▸ Given problem:
Repeat the whole listing exactly as written.

--- begin ---

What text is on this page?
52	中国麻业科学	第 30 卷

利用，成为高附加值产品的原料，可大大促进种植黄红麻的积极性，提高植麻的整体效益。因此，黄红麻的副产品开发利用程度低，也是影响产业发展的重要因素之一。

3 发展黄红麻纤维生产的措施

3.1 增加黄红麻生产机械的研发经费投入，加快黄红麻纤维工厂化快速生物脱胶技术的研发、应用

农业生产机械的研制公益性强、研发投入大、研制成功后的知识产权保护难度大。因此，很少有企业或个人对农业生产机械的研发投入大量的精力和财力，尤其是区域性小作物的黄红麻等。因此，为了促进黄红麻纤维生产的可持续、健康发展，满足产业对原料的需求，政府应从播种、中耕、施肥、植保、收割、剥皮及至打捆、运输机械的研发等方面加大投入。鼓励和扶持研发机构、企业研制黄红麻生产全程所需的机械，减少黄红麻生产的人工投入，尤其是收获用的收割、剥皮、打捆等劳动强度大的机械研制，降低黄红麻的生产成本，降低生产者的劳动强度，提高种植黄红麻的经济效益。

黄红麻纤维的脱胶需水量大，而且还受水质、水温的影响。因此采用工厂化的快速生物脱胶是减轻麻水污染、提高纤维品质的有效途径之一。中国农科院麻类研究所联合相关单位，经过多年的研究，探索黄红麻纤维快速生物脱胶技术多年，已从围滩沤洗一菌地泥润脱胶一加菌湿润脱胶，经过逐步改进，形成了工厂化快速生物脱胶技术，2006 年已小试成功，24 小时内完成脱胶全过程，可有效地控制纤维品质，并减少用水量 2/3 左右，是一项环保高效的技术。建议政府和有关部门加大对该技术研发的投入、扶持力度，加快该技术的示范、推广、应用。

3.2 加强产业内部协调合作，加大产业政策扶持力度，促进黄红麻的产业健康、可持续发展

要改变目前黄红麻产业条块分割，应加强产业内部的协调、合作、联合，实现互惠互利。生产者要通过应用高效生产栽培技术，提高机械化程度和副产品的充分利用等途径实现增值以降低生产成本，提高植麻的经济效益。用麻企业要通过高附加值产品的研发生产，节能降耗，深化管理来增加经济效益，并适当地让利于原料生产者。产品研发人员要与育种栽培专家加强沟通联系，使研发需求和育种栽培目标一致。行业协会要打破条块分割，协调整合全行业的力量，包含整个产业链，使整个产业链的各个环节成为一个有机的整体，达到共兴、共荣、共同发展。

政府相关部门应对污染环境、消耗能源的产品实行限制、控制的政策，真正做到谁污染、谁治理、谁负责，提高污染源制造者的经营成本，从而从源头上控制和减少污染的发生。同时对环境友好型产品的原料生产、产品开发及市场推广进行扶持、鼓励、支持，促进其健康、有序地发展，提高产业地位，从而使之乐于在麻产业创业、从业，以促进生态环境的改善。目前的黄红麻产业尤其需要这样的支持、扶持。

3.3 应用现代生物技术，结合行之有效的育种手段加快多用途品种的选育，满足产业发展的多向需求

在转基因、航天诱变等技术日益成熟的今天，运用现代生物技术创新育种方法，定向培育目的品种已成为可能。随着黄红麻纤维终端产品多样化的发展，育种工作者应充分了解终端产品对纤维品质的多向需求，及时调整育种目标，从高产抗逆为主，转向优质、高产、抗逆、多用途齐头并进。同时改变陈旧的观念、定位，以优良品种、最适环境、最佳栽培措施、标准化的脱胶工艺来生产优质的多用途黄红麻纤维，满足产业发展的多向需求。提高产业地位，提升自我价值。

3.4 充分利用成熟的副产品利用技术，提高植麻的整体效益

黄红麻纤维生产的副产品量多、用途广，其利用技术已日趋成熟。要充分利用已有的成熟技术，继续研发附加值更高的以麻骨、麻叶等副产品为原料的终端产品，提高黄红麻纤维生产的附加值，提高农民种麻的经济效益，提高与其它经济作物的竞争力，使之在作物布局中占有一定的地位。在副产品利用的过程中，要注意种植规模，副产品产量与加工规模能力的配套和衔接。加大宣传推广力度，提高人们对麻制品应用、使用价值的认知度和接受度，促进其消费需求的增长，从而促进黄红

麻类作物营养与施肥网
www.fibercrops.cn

--- end ---

▸ Exercise result:
What text is on this page?
52	中国麻业科学	第 30 卷

利用，成为高附加值产品的原料，可大大促进种植黄红麻的积极性，提高植麻的整体效益。因此，黄红麻的副产品开发利用程度低，也是影响产业发展的重要因素之一。

3 发展黄红麻纤维生产的措施

3.1 增加黄红麻生产机械的研发经费投入，加快黄红麻纤维工厂化快速生物脱胶技术的研发、应用

农业生产机械的研制公益性强、研发投入大、研制成功后的知识产权保护难度大。因此，很少有企业或个人对农业生产机械的研发投入大量的精力和财力，尤其是区域性小作物的黄红麻等。因此，为了促进黄红麻纤维生产的可持续、健康发展，满足产业对原料的需求，政府应从播种、中耕、施肥、植保、收割、剥皮及至打捆、运输机械的研发等方面加大投入。鼓励和扶持研发机构、企业研制黄红麻生产全程所需的机械，减少黄红麻生产的人工投入，尤其是收获用的收割、剥皮、打捆等劳动强度大的机械研制，降低黄红麻的生产成本，降低生产者的劳动强度，提高种植黄红麻的经济效益。

黄红麻纤维的脱胶需水量大，而且还受水质、水温的影响。因此采用工厂化的快速生物脱胶是减轻麻水污染、提高纤维品质的有效途径之一。中国农科院麻类研究所联合相关单位，经过多年的研究，探索黄红麻纤维快速生物脱胶技术多年，已从围滩沤洗一菌地泥润脱胶一加菌湿润脱胶，经过逐步改进，形成了工厂化快速生物脱胶技术，2006 年已小试成功，24 小时内完成脱胶全过程，可有效地控制纤维品质，并减少用水量 2/3 左右，是一项环保高效的技术。建议政府和有关部门加大对该技术研发的投入、扶持力度，加快该技术的示范、推广、应用。

3.2 加强产业内部协调合作，加大产业政策扶持力度，促进黄红麻的产业健康、可持续发展

要改变目前黄红麻产业条块分割，应加强产业内部的协调、合作、联合，实现互惠互利。生产者要通过应用高效生产栽培技术，提高机械化程度和副产品的充分利用等途径实现增值以降低生产成本，提高植麻的经济效益。用麻企业要通过高附加值产品的研发生产，节能降耗，深化管理来增加经济效益，并适当地让利于原料生产者。产品研发人员要与育种栽培专家加强沟通联系，使研发需求和育种栽培目标一致。行业协会要打破条块分割，协调整合全行业的力量，包含整个产业链，使整个产业链的各个环节成为一个有机的整体，达到共兴、共荣、共同发展。

政府相关部门应对污染环境、消耗能源的产品实行限制、控制的政策，真正做到谁污染、谁治理、谁负责，提高污染源制造者的经营成本，从而从源头上控制和减少污染的发生。同时对环境友好型产品的原料生产、产品开发及市场推广进行扶持、鼓励、支持，促进其健康、有序地发展，提高产业地位，从而使之乐于在麻产业创业、从业，以促进生态环境的改善。目前的黄红麻产业尤其需要这样的支持、扶持。

3.3 应用现代生物技术，结合行之有效的育种手段加快多用途品种的选育，满足产业发展的多向需求

在转基因、航天诱变等技术日益成熟的今天，运用现代生物技术创新育种方法，定向培育目的品种已成为可能。随着黄红麻纤维终端产品多样化的发展，育种工作者应充分了解终端产品对纤维品质的多向需求，及时调整育种目标，从高产抗逆为主，转向优质、高产、抗逆、多用途齐头并进。同时改变陈旧的观念、定位，以优良品种、最适环境、最佳栽培措施、标准化的脱胶工艺来生产优质的多用途黄红麻纤维，满足产业发展的多向需求。提高产业地位，提升自我价值。

3.4 充分利用成熟的副产品利用技术，提高植麻的整体效益

黄红麻纤维生产的副产品量多、用途广，其利用技术已日趋成熟。要充分利用已有的成熟技术，继续研发附加值更高的以麻骨、麻叶等副产品为原料的终端产品，提高黄红麻纤维生产的附加值，提高农民种麻的经济效益，提高与其它经济作物的竞争力，使之在作物布局中占有一定的地位。在副产品利用的过程中，要注意种植规模，副产品产量与加工规模能力的配套和衔接。加大宣传推广力度，提高人们对麻制品应用、使用价值的认知度和接受度，促进其消费需求的增长，从而促进黄红

麻类作物营养与施肥网
www.fibercrops.cn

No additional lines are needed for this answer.